▶ [STORED RECORDS]:
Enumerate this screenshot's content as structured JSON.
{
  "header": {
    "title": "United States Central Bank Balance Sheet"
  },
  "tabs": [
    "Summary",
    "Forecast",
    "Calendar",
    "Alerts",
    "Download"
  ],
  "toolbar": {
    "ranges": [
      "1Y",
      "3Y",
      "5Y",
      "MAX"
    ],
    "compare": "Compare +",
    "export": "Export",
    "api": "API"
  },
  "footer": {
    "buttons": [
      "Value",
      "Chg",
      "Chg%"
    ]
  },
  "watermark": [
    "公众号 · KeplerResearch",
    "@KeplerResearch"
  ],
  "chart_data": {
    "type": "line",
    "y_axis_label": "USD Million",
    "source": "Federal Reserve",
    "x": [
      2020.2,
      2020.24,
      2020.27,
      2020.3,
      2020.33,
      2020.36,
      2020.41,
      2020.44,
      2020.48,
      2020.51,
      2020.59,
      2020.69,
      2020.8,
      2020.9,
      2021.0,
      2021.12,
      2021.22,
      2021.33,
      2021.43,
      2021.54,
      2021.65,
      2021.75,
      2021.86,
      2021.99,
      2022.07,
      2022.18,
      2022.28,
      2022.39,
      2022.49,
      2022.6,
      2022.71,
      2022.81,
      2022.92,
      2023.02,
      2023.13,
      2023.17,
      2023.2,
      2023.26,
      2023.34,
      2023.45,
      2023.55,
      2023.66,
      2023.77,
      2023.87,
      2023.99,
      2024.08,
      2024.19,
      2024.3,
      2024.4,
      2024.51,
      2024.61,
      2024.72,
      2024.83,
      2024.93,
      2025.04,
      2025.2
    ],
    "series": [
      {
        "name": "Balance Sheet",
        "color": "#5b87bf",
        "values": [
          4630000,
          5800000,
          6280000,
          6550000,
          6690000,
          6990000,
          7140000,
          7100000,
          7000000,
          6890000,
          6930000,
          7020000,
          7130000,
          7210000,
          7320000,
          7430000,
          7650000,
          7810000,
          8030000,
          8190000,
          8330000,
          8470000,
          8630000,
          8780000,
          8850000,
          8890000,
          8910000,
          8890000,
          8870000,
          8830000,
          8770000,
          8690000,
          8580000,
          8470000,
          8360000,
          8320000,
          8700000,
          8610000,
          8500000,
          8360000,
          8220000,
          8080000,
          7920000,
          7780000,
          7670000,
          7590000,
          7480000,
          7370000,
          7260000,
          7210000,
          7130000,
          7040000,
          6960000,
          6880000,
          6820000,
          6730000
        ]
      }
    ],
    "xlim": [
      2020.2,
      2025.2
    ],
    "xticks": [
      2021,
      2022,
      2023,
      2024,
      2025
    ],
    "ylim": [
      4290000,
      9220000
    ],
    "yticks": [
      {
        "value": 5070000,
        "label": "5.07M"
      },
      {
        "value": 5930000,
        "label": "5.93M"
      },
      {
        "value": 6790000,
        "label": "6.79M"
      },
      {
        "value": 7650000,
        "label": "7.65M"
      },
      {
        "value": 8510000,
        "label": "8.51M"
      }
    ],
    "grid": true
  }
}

▶ [DO THIS]:
Go through the data and gather every line that holds "Sheet".

▶ [ANSWER TO THE EXERCISE]:
    "title": "United States Central Bank Balance Sheet"
        "name": "Balance Sheet",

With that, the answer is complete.